§ **SHORT EXERCISE**
Every line of the material that follows must be printed again exactly.

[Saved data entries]
○ ○ ○
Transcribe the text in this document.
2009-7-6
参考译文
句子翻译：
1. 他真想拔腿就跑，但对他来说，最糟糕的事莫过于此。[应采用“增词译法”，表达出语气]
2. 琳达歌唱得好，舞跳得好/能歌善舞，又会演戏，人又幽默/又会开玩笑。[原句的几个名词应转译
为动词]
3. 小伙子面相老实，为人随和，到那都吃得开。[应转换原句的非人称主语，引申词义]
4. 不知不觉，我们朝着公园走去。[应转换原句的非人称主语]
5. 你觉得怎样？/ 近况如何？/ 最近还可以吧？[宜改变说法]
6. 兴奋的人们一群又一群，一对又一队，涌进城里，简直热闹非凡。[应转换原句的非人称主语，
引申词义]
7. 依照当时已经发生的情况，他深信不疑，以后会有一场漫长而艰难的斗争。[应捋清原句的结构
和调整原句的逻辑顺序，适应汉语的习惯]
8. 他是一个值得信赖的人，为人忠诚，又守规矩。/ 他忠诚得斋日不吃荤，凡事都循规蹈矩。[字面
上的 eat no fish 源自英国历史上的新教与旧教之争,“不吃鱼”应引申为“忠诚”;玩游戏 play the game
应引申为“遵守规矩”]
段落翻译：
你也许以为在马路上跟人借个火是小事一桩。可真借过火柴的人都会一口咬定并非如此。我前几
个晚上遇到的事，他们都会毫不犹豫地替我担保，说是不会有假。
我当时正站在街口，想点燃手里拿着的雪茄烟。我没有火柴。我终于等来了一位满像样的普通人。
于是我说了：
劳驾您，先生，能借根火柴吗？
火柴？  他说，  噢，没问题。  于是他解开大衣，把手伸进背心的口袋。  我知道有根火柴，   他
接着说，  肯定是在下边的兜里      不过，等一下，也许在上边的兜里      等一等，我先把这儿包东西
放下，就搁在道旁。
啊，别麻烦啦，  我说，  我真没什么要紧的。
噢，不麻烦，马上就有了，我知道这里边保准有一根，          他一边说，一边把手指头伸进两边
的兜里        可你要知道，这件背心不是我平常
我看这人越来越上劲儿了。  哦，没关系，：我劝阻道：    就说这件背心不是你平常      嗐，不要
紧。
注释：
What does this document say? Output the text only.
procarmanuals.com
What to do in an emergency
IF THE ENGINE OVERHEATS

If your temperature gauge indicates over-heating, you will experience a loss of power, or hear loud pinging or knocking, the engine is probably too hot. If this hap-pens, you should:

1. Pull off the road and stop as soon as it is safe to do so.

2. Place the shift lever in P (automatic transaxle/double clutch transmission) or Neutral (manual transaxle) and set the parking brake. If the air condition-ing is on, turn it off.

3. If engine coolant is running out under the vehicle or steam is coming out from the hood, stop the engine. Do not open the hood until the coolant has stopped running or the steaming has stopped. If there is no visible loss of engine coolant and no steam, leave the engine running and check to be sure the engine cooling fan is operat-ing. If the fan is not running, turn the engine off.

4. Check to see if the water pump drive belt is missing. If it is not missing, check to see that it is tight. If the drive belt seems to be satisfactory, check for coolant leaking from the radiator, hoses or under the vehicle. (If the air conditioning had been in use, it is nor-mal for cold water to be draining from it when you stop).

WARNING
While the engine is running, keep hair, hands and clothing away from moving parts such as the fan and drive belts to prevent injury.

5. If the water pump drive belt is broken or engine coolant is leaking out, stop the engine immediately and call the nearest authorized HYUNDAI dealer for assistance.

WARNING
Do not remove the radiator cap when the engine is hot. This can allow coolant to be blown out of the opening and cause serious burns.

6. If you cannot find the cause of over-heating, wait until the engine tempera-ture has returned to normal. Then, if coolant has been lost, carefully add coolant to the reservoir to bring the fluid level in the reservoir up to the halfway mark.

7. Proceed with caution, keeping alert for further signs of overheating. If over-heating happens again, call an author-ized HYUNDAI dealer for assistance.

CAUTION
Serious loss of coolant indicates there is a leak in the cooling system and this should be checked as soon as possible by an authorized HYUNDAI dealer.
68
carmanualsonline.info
○ ○ ○
§ **THE RESULT**
Transcribe the text in this document.
2009-7-6
参考译文
句子翻译：
1. 他真想拔腿就跑，但对他来说，最糟糕的事莫过于此。[应采用“增词译法”，表达出语气]
2. 琳达歌唱得好，舞跳得好/能歌善舞，又会演戏，人又幽默/又会开玩笑。[原句的几个名词应转译
为动词]
3. 小伙子面相老实，为人随和，到那都吃得开。[应转换原句的非人称主语，引申词义]
4. 不知不觉，我们朝着公园走去。[应转换原句的非人称主语]
5. 你觉得怎样？/ 近况如何？/ 最近还可以吧？[宜改变说法]
6. 兴奋的人们一群又一群，一对又一队，涌进城里，简直热闹非凡。[应转换原句的非人称主语，
引申词义]
7. 依照当时已经发生的情况，他深信不疑，以后会有一场漫长而艰难的斗争。[应捋清原句的结构
和调整原句的逻辑顺序，适应汉语的习惯]
8. 他是一个值得信赖的人，为人忠诚，又守规矩。/ 他忠诚得斋日不吃荤，凡事都循规蹈矩。[字面
上的 eat no fish 源自英国历史上的新教与旧教之争,“不吃鱼”应引申为“忠诚”;玩游戏 play the game
应引申为“遵守规矩”]
段落翻译：
你也许以为在马路上跟人借个火是小事一桩。可真借过火柴的人都会一口咬定并非如此。我前几
个晚上遇到的事，他们都会毫不犹豫地替我担保，说是不会有假。
我当时正站在街口，想点燃手里拿着的雪茄烟。我没有火柴。我终于等来了一位满像样的普通人。
于是我说了：
劳驾您，先生，能借根火柴吗？
火柴？  他说，  噢，没问题。  于是他解开大衣，把手伸进背心的口袋。  我知道有根火柴，   他
接着说，  肯定是在下边的兜里      不过，等一下，也许在上边的兜里      等一等，我先把这儿包东西
放下，就搁在道旁。
啊，别麻烦啦，  我说，  我真没什么要紧的。
噢，不麻烦，马上就有了，我知道这里边保准有一根，          他一边说，一边把手指头伸进两边
的兜里        可你要知道，这件背心不是我平常
我看这人越来越上劲儿了。  哦，没关系，：我劝阻道：    就说这件背心不是你平常      嗐，不要
紧。
注释：
What does this document say? Output the text only.
procarmanuals.com
What to do in an emergency
IF THE ENGINE OVERHEATS

If your temperature gauge indicates over-heating, you will experience a loss of power, or hear loud pinging or knocking, the engine is probably too hot. If this hap-pens, you should:

1. Pull off the road and stop as soon as it is safe to do so.

2. Place the shift lever in P (automatic transaxle/double clutch transmission) or Neutral (manual transaxle) and set the parking brake. If the air condition-ing is on, turn it off.

3. If engine coolant is running out under the vehicle or steam is coming out from the hood, stop the engine. Do not open the hood until the coolant has stopped running or the steaming has stopped. If there is no visible loss of engine coolant and no steam, leave the engine running and check to be sure the engine cooling fan is operat-ing. If the fan is not running, turn the engine off.

4. Check to see if the water pump drive belt is missing. If it is not missing, check to see that it is tight. If the drive belt seems to be satisfactory, check for coolant leaking from the radiator, hoses or under the vehicle. (If the air conditioning had been in use, it is nor-mal for cold water to be draining from it when you stop).

WARNING
While the engine is running, keep hair, hands and clothing away from moving parts such as the fan and drive belts to prevent injury.

5. If the water pump drive belt is broken or engine coolant is leaking out, stop the engine immediately and call the nearest authorized HYUNDAI dealer for assistance.

WARNING
Do not remove the radiator cap when the engine is hot. This can allow coolant to be blown out of the opening and cause serious burns.

6. If you cannot find the cause of over-heating, wait until the engine tempera-ture has returned to normal. Then, if coolant has been lost, carefully add coolant to the reservoir to bring the fluid level in the reservoir up to the halfway mark.

7. Proceed with caution, keeping alert for further signs of overheating. If over-heating happens again, call an author-ized HYUNDAI dealer for assistance.

CAUTION
Serious loss of coolant indicates there is a leak in the cooling system and this should be checked as soon as possible by an authorized HYUNDAI dealer.
68
carmanualsonline.info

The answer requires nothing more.